# Brief
Write out the Oak Ridge Journal excerpt below word for word, from "AT THE CENTER" up to and including "Nosh Berry, Jr.".

On New York Ave at Utah, a modern 4-chair Barber Shop opens for business on 22 Jan. Hours 8 am to 7 pm.

CAN YOU KEEP A SECRET?

How good an American are you? Good enough to buy Bonds… to give your blood…….. to work in a war plant……… good enough to keep a secret? No matter how you answer the first three, if you can’t keep military and production secrets,—-you’re working for the enemy, because careless talk costs lives….the lives of our fighting men!……Naturally, none of us would knowingly tell the enemy anything that might cause a ship to be sunk, or a battle lost ——-no spy expects you to do that. But it’s all the little scraps of information ———production schedules, the location of some military unit ——put them all together, as enemy agents do, and the whole secret is disclosed, and the damage is done. The way we can prevent that, is to prevent our enemies from getting the little facts he needs —— by refusing to tell any kind of unpublished war secret to anyone. When military or production information is entrusted to you, keep it When you hear something that could possible help the enemy, remind the person who tells  it to you, that he’s risking the lives of soldiers and sailors needlessly. Don’t be a link in the chain of Axis agents ——-KEEP YOUR SECRETS —————SECRET!

Oak Ridge Journal for January 15, 1944

Oak Ridge Journal   75 years ago this week

January 15, 1944


A MESSAGE FROM OUR TOWN MANAGER

Some recent developments and future plans - - -

A local unit of the War Price and Rationing Administration has organized and will be located in Town Hall about 20 January - negotiation are complete for opening a jewelry  .5-10¢-$1.00 and up, and Miller’s Department Store (in buildings now under construction just east of the Community Store) - grocery store, beauty parlor and barber shop on New York Avenue - grocery store and beauty parlor on East Tennessee Avenue - filling stations at the intersections of East Village Road and Route 61, and West Gateway and Route 61 - garage and repair station near the intersection of East Village Road and Route 61 - a general Information Bulletin of the Townsite is ready for distribution - a central file of all residents’ addresses is nearing completion - a community employment bureau for Townsite people and employers will start operation within a week - the Recreation and Welfare Association present charter calls for an election of officers on 1 February - a 24-hour nursery school will be opened in 60 days - organized baseball, soft ball, tennis, etc., leagues are being planned - a skating rink will be opened, if we can locate skates and get a building - plans for providing more non-commercial recreation activities are being formulated - all signed Suggestions to the Town Manager are being answered.

P. E.  O’MEARA,

Captain, Corps of Engineers,

       Town Manager


AT THE CENTER THEATRE

Saturday, 15 January

TWO SENORITAS FROM CHICAGO

Joan Davis —- Jinx Falkenburg


Thursday & Friday, 20 & 21 Jan.

WE’VE NEVER BEEN LICKED

R. Quine —- Nosh Berry, Jr.

# Entries supplied
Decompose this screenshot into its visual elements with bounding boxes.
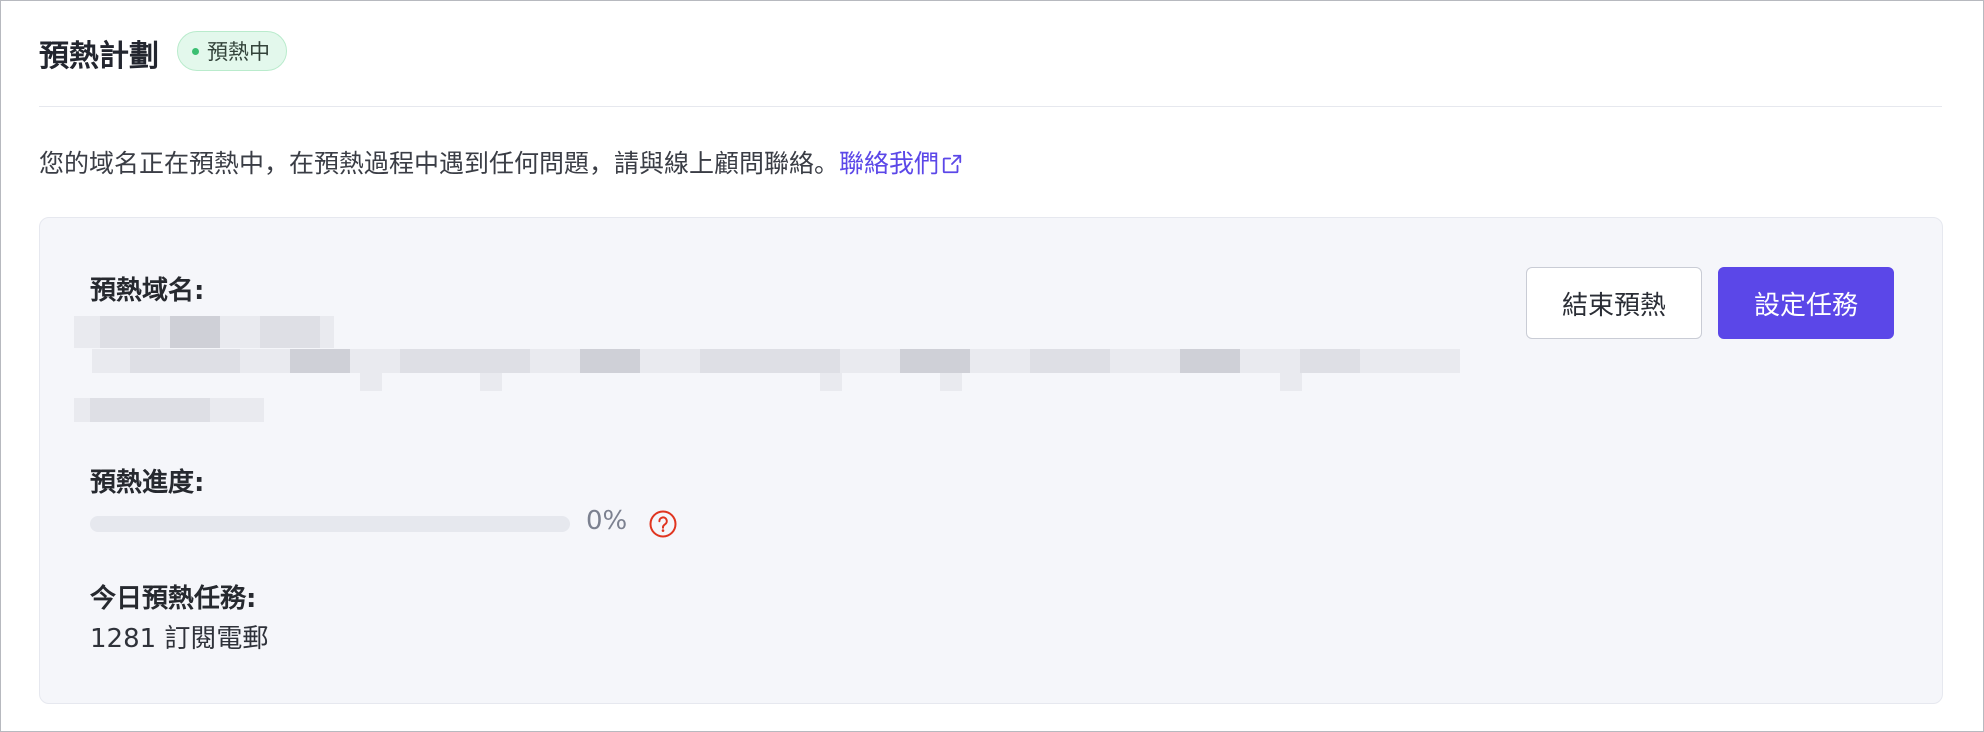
page-title: 預熱計劃 xyxy=(39,39,159,74)
progress-label: 預熱進度: xyxy=(90,468,205,498)
progress-percent: 0% xyxy=(586,506,628,536)
status-badge-label: 預熱中 xyxy=(207,40,270,64)
today-task-value: 1281 訂閱電郵 xyxy=(90,624,269,654)
question-circle-icon[interactable] xyxy=(648,509,678,539)
contact-us-link[interactable]: 聯絡我們 xyxy=(839,149,963,178)
end-warmup-button[interactable]: 結束預熱 xyxy=(1526,267,1702,339)
card-header: 預熱計劃 預熱中 xyxy=(39,23,1942,107)
status-dot-icon xyxy=(192,47,199,55)
warmup-details-panel: 預熱域名: 預熱進度: 0% 今日預熱任務: 1281 訂閱電郵 結束預熱 設定… xyxy=(39,217,1943,704)
status-badge: 預熱中 xyxy=(177,31,287,71)
warmup-plan-card: 預熱計劃 預熱中 您的域名正在預熱中，在預熱過程中遇到任何問題，請與線上顧問聯絡… xyxy=(0,0,1984,732)
contact-us-link-label: 聯絡我們 xyxy=(839,149,940,178)
today-task-label: 今日預熱任務: xyxy=(90,584,257,614)
set-task-button[interactable]: 設定任務 xyxy=(1718,267,1894,339)
warmup-progress-bar xyxy=(90,516,570,532)
warmup-notice: 您的域名正在預熱中，在預熱過程中遇到任何問題，請與線上顧問聯絡。聯絡我們 xyxy=(39,144,963,181)
external-link-icon xyxy=(941,152,963,181)
notice-text: 您的域名正在預熱中，在預熱過程中遇到任何問題，請與線上顧問聯絡。 xyxy=(39,149,840,178)
domain-label: 預熱域名: xyxy=(90,276,205,306)
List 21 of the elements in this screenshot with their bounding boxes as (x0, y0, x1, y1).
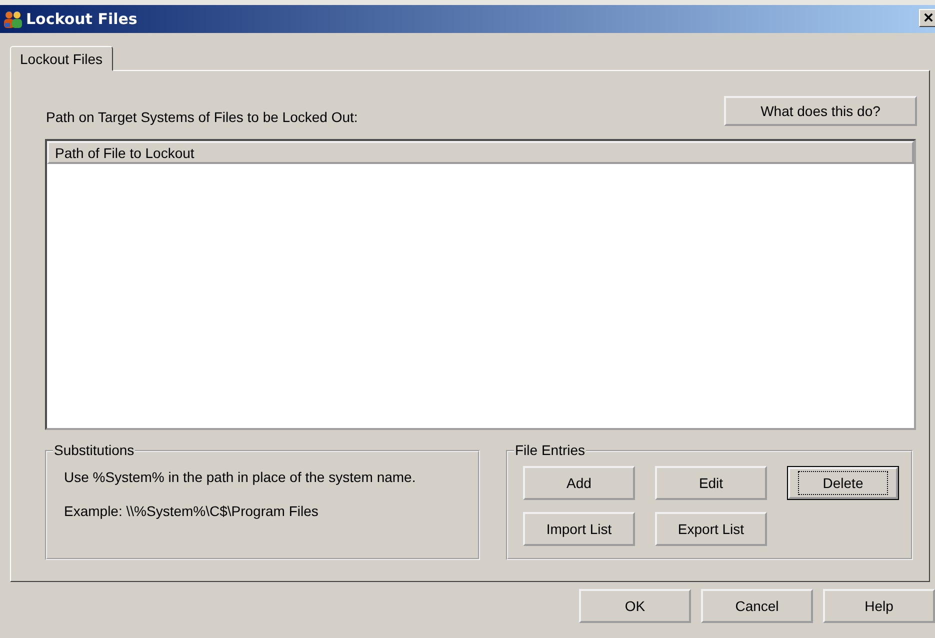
group-title: Substitutions (53, 442, 136, 458)
hint-text: Use %System% in the path in place of the system name. (64, 469, 417, 485)
window-title: Lockout Files (26, 10, 138, 28)
file-list[interactable]: Path of File to Lockout (45, 139, 916, 430)
dialog-button[interactable]: Cancel (701, 589, 813, 623)
column-header[interactable]: Path of File to Lockout (47, 141, 914, 164)
hint-text: Example: \\%System%\C$\Program Files (64, 503, 320, 519)
action-button[interactable]: Export List (655, 512, 767, 546)
close-icon (924, 13, 933, 22)
people-icon (3, 9, 23, 29)
action-button[interactable]: Import List (523, 512, 635, 546)
dialog-button[interactable]: OK (579, 589, 691, 623)
group-title: File Entries (514, 442, 586, 458)
explain-button[interactable]: What does this do? (724, 96, 917, 126)
close-button[interactable] (919, 9, 935, 27)
dialog-button[interactable]: Help (823, 589, 935, 623)
action-button[interactable]: Edit (655, 466, 767, 500)
action-button[interactable]: Add (523, 466, 635, 500)
tab[interactable]: Lockout Files (10, 46, 114, 71)
list-label: Path on Target Systems of Files to be Locked Out: (46, 109, 358, 125)
action-button[interactable]: Delete (787, 466, 899, 500)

# Final result
AT THE CENTER THEATRE

Saturday, 15 January

TWO SENORITAS FROM CHICAGO

Joan Davis —- Jinx Falkenburg


Thursday & Friday, 20 & 21 Jan.

WE’VE NEVER BEEN LICKED

R. Quine —- Nosh Berry, Jr.